**Task to carry out**
Set the listing down again exactly, please, apart from its pictures.

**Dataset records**

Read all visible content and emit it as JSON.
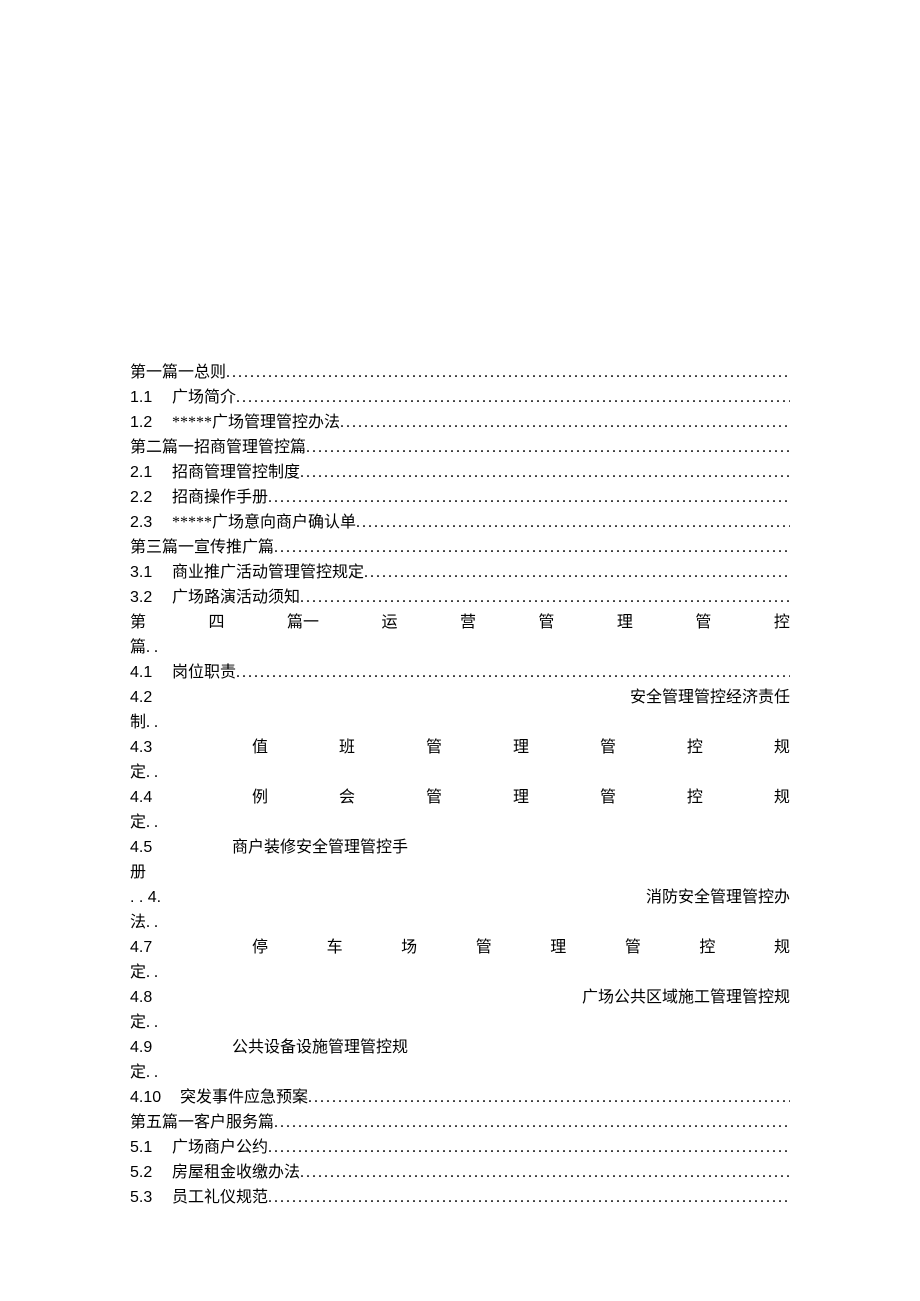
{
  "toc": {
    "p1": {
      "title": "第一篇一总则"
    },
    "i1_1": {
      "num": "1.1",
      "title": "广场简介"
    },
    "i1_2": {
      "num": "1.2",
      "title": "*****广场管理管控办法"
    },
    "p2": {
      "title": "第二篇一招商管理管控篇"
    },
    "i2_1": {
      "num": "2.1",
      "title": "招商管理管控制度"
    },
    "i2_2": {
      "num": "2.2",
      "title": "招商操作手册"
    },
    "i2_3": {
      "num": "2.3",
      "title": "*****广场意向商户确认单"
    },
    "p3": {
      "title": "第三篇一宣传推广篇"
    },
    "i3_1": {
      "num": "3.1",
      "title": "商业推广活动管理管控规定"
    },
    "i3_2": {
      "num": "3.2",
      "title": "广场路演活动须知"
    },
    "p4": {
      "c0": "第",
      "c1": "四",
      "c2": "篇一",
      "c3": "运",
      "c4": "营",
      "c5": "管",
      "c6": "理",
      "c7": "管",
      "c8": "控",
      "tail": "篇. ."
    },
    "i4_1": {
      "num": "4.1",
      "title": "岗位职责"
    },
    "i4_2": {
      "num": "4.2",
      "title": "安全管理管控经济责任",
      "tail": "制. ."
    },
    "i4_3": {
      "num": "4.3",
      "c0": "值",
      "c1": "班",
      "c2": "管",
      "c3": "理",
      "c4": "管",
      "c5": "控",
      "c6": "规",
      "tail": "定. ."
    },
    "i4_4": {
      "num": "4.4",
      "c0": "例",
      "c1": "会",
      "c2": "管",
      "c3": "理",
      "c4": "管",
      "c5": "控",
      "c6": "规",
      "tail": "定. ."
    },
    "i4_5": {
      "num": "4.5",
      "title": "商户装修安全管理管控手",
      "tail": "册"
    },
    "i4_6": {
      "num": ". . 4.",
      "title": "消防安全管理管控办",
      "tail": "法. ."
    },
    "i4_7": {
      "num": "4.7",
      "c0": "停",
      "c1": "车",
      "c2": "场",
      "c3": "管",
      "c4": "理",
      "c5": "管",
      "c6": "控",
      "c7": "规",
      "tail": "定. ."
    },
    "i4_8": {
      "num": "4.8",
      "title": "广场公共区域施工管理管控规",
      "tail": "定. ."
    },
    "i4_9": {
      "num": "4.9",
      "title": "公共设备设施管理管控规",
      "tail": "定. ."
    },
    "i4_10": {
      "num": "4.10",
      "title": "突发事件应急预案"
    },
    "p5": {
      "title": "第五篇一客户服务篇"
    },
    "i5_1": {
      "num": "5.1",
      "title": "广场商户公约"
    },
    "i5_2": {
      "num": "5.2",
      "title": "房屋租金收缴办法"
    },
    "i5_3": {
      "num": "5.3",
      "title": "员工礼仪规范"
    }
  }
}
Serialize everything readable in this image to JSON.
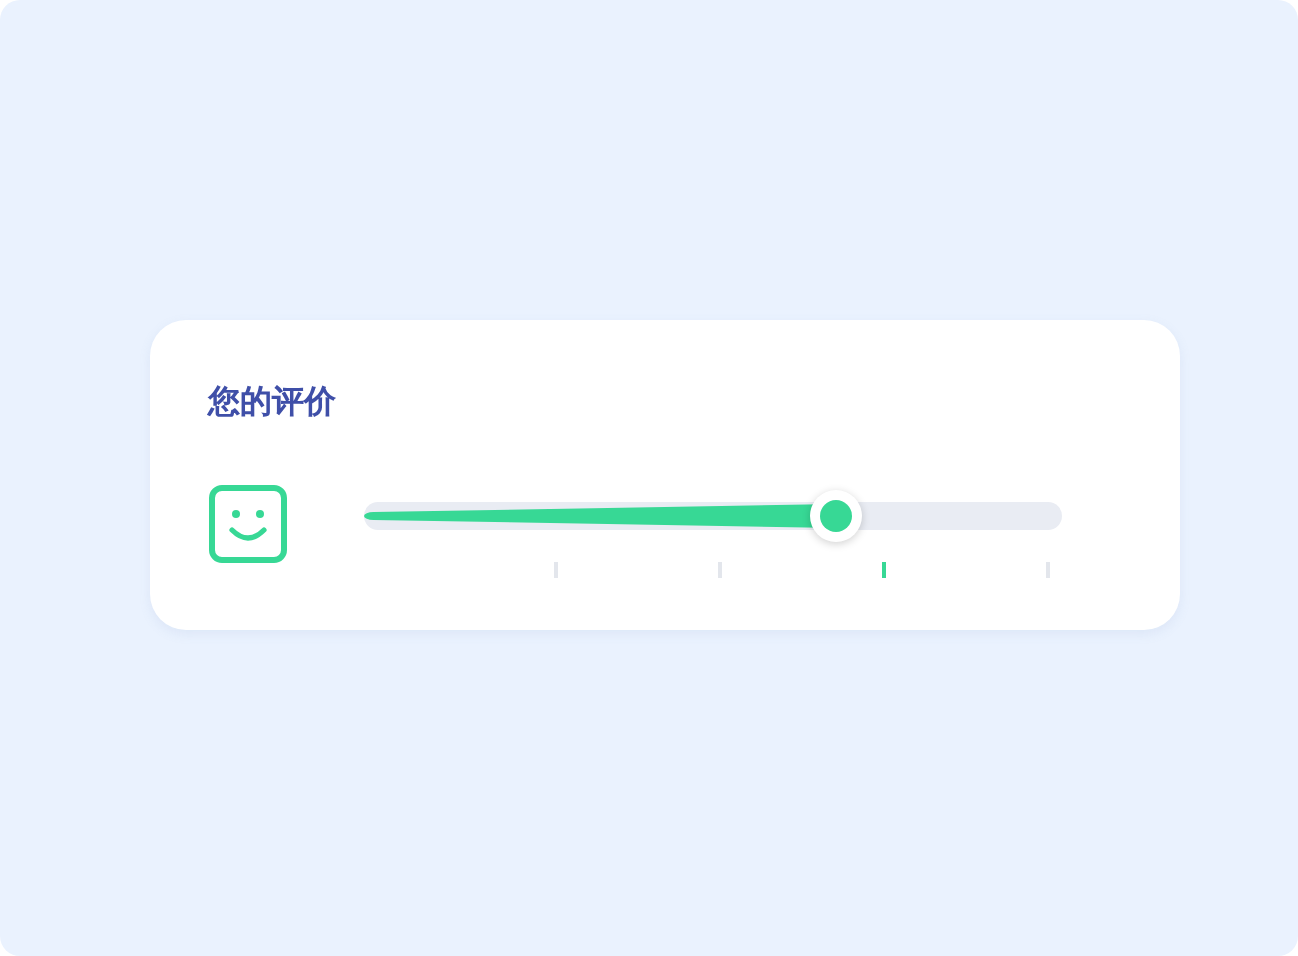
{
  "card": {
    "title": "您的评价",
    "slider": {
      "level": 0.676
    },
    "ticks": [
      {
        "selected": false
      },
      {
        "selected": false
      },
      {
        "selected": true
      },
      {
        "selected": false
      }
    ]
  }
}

**Solution**
Read all visible content and emit it as JSON.
{
  "toc": {
    "p1": {
      "title": "第一篇一总则"
    },
    "i1_1": {
      "num": "1.1",
      "title": "广场简介"
    },
    "i1_2": {
      "num": "1.2",
      "title": "*****广场管理管控办法"
    },
    "p2": {
      "title": "第二篇一招商管理管控篇"
    },
    "i2_1": {
      "num": "2.1",
      "title": "招商管理管控制度"
    },
    "i2_2": {
      "num": "2.2",
      "title": "招商操作手册"
    },
    "i2_3": {
      "num": "2.3",
      "title": "*****广场意向商户确认单"
    },
    "p3": {
      "title": "第三篇一宣传推广篇"
    },
    "i3_1": {
      "num": "3.1",
      "title": "商业推广活动管理管控规定"
    },
    "i3_2": {
      "num": "3.2",
      "title": "广场路演活动须知"
    },
    "p4": {
      "c0": "第",
      "c1": "四",
      "c2": "篇一",
      "c3": "运",
      "c4": "营",
      "c5": "管",
      "c6": "理",
      "c7": "管",
      "c8": "控",
      "tail": "篇. ."
    },
    "i4_1": {
      "num": "4.1",
      "title": "岗位职责"
    },
    "i4_2": {
      "num": "4.2",
      "title": "安全管理管控经济责任",
      "tail": "制. ."
    },
    "i4_3": {
      "num": "4.3",
      "c0": "值",
      "c1": "班",
      "c2": "管",
      "c3": "理",
      "c4": "管",
      "c5": "控",
      "c6": "规",
      "tail": "定. ."
    },
    "i4_4": {
      "num": "4.4",
      "c0": "例",
      "c1": "会",
      "c2": "管",
      "c3": "理",
      "c4": "管",
      "c5": "控",
      "c6": "规",
      "tail": "定. ."
    },
    "i4_5": {
      "num": "4.5",
      "title": "商户装修安全管理管控手",
      "tail": "册"
    },
    "i4_6": {
      "num": ". . 4.",
      "title": "消防安全管理管控办",
      "tail": "法. ."
    },
    "i4_7": {
      "num": "4.7",
      "c0": "停",
      "c1": "车",
      "c2": "场",
      "c3": "管",
      "c4": "理",
      "c5": "管",
      "c6": "控",
      "c7": "规",
      "tail": "定. ."
    },
    "i4_8": {
      "num": "4.8",
      "title": "广场公共区域施工管理管控规",
      "tail": "定. ."
    },
    "i4_9": {
      "num": "4.9",
      "title": "公共设备设施管理管控规",
      "tail": "定. ."
    },
    "i4_10": {
      "num": "4.10",
      "title": "突发事件应急预案"
    },
    "p5": {
      "title": "第五篇一客户服务篇"
    },
    "i5_1": {
      "num": "5.1",
      "title": "广场商户公约"
    },
    "i5_2": {
      "num": "5.2",
      "title": "房屋租金收缴办法"
    },
    "i5_3": {
      "num": "5.3",
      "title": "员工礼仪规范"
    }
  }
}
Serialize everything readable in this image to JSON.
{
  "card": {
    "title": "您的评价",
    "slider": {
      "level": 0.676
    },
    "ticks": [
      {
        "selected": false
      },
      {
        "selected": false
      },
      {
        "selected": true
      },
      {
        "selected": false
      }
    ]
  }
}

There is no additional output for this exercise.